** Start of RECORDS FOR PROCESSING **
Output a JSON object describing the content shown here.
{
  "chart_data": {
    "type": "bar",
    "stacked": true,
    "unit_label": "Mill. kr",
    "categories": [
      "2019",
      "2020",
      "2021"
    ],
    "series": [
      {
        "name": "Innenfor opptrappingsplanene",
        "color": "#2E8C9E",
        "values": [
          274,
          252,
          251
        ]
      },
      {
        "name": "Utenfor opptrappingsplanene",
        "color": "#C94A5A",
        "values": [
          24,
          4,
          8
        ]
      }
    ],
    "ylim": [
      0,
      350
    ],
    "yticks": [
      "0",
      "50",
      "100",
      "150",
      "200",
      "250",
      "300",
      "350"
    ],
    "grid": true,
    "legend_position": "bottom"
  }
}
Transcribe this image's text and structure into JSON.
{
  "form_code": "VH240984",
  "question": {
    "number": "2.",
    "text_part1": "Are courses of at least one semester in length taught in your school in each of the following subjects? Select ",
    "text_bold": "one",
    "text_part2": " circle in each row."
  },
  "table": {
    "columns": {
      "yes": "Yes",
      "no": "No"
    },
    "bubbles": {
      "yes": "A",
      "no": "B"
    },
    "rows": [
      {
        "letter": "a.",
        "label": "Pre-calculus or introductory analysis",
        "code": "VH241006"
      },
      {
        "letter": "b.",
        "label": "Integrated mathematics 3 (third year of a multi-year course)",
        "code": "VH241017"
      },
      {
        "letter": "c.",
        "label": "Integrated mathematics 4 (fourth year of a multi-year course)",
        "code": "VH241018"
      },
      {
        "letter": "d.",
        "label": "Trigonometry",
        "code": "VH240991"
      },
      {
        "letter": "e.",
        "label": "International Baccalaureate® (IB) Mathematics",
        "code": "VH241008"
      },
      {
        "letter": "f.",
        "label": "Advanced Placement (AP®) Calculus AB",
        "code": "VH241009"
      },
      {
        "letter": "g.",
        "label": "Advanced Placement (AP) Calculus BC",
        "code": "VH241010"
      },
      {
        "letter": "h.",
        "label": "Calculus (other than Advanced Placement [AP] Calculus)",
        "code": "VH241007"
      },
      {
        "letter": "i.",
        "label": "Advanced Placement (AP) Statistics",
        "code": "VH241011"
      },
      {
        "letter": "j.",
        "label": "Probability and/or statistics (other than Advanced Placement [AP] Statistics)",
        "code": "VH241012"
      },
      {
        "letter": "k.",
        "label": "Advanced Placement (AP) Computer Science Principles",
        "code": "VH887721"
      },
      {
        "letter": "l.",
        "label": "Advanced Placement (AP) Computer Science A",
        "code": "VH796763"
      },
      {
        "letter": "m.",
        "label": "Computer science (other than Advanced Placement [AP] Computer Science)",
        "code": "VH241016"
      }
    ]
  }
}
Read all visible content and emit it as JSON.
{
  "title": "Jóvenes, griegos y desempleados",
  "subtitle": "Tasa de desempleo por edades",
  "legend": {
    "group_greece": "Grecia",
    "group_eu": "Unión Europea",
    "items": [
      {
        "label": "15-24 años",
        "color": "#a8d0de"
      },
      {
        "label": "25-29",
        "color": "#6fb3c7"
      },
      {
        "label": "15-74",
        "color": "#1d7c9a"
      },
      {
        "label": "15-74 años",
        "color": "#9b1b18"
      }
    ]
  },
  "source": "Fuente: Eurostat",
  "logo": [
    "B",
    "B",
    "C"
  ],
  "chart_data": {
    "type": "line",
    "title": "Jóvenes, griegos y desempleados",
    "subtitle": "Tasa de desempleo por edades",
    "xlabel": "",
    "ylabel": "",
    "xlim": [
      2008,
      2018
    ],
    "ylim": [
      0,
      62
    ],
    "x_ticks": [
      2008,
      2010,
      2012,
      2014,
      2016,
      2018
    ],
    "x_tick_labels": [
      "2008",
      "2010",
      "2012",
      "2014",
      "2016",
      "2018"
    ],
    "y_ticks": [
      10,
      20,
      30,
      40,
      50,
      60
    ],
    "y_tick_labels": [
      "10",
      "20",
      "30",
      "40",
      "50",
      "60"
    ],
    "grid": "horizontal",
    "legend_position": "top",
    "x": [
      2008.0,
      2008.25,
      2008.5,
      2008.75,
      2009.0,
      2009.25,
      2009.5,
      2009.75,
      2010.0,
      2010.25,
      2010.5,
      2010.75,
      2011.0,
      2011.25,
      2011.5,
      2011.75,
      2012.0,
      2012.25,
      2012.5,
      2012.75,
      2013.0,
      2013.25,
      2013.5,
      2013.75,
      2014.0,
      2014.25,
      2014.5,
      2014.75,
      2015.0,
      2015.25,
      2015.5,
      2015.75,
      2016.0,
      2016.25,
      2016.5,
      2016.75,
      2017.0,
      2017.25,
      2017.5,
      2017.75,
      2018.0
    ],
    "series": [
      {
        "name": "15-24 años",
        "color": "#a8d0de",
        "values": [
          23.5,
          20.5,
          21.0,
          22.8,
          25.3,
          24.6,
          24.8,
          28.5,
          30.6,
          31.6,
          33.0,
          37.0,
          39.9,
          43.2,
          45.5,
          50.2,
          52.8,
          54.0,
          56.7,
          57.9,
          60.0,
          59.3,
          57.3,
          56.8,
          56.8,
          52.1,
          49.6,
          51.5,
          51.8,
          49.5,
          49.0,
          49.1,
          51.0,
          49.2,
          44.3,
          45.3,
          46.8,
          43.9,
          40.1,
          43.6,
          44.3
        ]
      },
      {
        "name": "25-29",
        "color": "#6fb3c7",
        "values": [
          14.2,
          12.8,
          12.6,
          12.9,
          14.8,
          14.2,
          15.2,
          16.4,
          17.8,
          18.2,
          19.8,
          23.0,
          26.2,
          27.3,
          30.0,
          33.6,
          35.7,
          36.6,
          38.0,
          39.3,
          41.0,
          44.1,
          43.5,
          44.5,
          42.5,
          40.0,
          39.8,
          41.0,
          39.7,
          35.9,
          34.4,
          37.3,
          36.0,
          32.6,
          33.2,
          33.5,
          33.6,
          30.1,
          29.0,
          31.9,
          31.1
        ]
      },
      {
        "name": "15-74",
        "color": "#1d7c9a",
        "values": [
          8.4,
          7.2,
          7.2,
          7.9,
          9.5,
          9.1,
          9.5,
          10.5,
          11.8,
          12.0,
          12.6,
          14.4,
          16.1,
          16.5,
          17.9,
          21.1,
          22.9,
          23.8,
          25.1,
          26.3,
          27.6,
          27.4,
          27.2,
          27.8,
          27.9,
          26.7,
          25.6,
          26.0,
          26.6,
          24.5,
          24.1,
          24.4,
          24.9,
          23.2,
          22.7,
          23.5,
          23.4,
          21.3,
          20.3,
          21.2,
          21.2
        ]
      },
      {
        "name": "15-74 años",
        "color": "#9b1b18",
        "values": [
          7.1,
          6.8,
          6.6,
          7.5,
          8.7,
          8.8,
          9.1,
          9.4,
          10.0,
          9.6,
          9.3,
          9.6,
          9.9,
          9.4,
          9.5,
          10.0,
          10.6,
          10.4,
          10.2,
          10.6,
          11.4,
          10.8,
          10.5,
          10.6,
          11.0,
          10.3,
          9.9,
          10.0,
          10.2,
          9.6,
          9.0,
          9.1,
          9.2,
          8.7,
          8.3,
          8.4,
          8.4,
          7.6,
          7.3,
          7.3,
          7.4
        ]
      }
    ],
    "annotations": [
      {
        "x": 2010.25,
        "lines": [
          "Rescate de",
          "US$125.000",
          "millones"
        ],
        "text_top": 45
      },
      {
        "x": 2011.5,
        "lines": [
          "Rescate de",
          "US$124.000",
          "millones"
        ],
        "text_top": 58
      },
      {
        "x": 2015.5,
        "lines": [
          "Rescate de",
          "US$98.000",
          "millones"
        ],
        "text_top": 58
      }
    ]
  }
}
** End of RECORDS FOR PROCESSING **
JOB: Locate all lines holding the word "años", then copy them out.

FINISHED EXERCISE:
        "label": "15-24 años",
        "label": "15-74 años",
        "name": "15-24 años",
        "name": "15-74 años",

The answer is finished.